------ Extract provided ------
Jiangjie (Becket) Qin



On Mon, Nov 7, 2016 at 9:59 AM, Michael Pearce <Michael.Pearce@ig.com>
wrote:

> Hi Becket,
>
> We were thinking more about having the logic that’s in the method
> shouldRetainMessage configurable via http://kafka.apache.org/
> documentation.html#brokerconfigs  at a broker/topic level. And then scrap
> auto converting the message, and allow organisations to manage the rollout
> of enabling of the feature.
> (this isn’t in documentation but in response to the discussion thread as
> an alternative approach to roll out the feature)
>
> Does this make any more sense?
>
> Thanks
> Mike
>
> On 11/3/16, 2:27 PM, "Becket Qin" <becket.qin@gmail.com> wrote:
>
>     Hi Michael,
>
>     Do you mean using a new configuration it is just the exiting
>     message.format.version config? It seems the message.format.version
> config
>     is enough in this case. And the default value would always be the
> latest
>     version.
------ Material shown ------
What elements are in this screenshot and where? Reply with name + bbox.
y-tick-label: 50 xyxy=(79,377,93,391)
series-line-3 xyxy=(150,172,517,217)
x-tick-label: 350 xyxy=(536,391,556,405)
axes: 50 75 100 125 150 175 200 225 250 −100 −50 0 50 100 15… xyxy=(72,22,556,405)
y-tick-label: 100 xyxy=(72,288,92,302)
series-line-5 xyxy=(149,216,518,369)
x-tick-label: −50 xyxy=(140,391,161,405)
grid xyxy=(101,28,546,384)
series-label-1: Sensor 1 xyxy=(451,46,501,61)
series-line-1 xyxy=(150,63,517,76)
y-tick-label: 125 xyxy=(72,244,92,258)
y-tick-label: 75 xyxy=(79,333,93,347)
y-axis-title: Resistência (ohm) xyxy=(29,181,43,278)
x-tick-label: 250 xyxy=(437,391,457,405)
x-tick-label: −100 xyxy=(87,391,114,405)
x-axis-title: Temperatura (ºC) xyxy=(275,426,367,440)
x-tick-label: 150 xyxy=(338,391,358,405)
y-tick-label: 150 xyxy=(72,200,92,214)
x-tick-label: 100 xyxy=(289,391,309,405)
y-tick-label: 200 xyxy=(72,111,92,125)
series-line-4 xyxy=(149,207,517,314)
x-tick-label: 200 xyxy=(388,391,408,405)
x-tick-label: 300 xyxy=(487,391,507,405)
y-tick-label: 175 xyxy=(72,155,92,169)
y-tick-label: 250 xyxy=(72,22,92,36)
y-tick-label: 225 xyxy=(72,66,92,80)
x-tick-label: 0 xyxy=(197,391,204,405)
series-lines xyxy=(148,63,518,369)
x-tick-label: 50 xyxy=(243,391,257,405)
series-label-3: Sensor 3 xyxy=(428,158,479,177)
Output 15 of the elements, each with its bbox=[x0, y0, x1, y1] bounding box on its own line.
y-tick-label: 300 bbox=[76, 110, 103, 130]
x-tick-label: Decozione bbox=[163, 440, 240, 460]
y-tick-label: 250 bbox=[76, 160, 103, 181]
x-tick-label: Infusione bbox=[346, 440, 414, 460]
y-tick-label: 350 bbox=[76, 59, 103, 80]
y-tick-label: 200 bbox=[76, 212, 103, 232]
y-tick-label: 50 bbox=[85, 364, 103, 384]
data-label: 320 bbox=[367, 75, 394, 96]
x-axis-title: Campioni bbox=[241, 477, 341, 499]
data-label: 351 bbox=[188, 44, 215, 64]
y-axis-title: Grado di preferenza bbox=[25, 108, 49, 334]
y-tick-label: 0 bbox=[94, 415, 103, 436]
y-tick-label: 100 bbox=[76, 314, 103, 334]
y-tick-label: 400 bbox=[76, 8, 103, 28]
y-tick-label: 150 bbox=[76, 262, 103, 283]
------
= Written request =
Write out the part of the Kafka email thread above that opens with the words containing "On Mon, Nov" and closes with "of the feature.", copying it exactly.

= Exercise solution =
On Mon, Nov 7, 2016 at 9:59 AM, Michael Pearce <Michael.Pearce@ig.com>
wrote:

> Hi Becket,
>
> We were thinking more about having the logic that’s in the method
> shouldRetainMessage configurable via http://kafka.apache.org/
> documentation.html#brokerconfigs  at a broker/topic level. And then scrap
> auto converting the message, and allow organisations to manage the rollout
> of enabling of the feature.